:: DATA SUPPLIED ::

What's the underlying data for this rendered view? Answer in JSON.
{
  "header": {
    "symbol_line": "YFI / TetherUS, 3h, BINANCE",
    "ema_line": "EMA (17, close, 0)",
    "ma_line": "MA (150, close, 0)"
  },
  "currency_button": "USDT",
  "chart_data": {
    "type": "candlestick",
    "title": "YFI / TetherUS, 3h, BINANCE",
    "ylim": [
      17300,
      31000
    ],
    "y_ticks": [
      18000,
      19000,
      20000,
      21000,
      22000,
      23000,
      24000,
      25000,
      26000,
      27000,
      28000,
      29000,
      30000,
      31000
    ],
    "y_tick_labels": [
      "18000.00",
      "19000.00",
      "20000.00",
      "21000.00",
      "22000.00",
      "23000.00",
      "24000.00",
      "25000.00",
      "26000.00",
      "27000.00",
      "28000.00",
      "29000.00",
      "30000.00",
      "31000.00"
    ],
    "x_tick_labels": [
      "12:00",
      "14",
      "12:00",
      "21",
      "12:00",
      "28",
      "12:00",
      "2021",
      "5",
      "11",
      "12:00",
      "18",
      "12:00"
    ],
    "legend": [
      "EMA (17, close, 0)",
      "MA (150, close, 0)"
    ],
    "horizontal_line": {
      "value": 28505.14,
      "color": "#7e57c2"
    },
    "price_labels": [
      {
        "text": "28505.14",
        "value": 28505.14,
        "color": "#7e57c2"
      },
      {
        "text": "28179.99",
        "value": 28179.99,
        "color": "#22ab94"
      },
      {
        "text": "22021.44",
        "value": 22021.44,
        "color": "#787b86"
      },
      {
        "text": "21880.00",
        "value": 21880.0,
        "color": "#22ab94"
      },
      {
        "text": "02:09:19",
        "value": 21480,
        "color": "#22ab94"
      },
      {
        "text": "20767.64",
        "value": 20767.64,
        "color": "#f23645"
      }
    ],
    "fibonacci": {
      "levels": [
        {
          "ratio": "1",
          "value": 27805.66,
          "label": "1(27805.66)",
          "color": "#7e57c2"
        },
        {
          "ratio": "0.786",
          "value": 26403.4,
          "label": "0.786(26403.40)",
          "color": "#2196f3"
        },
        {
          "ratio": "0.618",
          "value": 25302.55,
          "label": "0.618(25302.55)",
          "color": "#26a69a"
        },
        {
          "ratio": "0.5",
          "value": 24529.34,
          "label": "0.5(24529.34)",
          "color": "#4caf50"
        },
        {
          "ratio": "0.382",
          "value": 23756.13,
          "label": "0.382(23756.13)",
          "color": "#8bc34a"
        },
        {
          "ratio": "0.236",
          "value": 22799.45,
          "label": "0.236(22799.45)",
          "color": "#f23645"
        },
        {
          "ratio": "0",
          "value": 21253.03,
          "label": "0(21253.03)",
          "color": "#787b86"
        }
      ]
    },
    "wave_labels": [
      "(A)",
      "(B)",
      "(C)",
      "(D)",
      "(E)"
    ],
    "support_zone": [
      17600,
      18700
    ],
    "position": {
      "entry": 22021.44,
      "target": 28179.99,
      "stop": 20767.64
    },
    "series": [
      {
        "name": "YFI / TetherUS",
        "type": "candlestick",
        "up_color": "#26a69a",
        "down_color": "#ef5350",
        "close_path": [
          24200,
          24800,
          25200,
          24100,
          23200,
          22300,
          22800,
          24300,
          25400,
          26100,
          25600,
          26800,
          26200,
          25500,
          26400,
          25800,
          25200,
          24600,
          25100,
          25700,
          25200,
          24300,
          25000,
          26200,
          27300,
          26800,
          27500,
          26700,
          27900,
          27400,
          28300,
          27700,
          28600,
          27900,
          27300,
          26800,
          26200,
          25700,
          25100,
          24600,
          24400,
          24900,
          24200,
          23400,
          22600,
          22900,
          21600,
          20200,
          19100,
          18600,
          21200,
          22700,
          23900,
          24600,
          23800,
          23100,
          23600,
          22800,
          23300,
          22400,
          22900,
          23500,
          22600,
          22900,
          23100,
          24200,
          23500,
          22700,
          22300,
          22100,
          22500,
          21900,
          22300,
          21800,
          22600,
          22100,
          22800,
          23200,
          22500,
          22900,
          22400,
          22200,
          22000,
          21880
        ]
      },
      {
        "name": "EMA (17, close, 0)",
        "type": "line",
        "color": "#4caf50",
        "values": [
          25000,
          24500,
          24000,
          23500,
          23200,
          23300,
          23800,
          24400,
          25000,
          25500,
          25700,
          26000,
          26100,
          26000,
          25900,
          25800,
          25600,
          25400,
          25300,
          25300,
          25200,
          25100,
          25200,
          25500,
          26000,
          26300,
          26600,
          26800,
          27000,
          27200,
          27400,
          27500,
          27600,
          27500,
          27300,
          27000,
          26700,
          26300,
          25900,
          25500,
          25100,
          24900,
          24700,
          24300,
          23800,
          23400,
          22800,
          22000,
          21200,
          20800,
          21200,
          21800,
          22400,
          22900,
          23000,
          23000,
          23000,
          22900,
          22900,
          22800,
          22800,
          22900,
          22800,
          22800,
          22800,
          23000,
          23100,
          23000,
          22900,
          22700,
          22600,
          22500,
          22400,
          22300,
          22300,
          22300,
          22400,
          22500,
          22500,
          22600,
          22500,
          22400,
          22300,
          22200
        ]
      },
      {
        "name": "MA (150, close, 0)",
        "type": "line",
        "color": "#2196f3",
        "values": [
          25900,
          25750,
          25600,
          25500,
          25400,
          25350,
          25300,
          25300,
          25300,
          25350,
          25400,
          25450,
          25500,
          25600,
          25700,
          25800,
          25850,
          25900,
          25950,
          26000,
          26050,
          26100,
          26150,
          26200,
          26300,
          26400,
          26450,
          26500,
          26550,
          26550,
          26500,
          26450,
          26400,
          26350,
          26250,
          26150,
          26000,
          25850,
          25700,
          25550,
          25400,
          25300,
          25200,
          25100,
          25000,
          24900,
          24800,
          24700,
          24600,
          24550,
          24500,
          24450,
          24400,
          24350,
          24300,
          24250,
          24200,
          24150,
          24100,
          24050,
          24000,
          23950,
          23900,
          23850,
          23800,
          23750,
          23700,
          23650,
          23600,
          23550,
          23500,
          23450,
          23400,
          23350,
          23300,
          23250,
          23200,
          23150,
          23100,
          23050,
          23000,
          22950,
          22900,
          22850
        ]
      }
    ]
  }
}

:::

→ **WORK TO COMPLETE**: From the entries above, extract every line where the word "type" appears.

→ **THE OUTPUT**:
    "type": "candlestick",
        "type": "candlestick",
        "type": "line",
        "type": "line",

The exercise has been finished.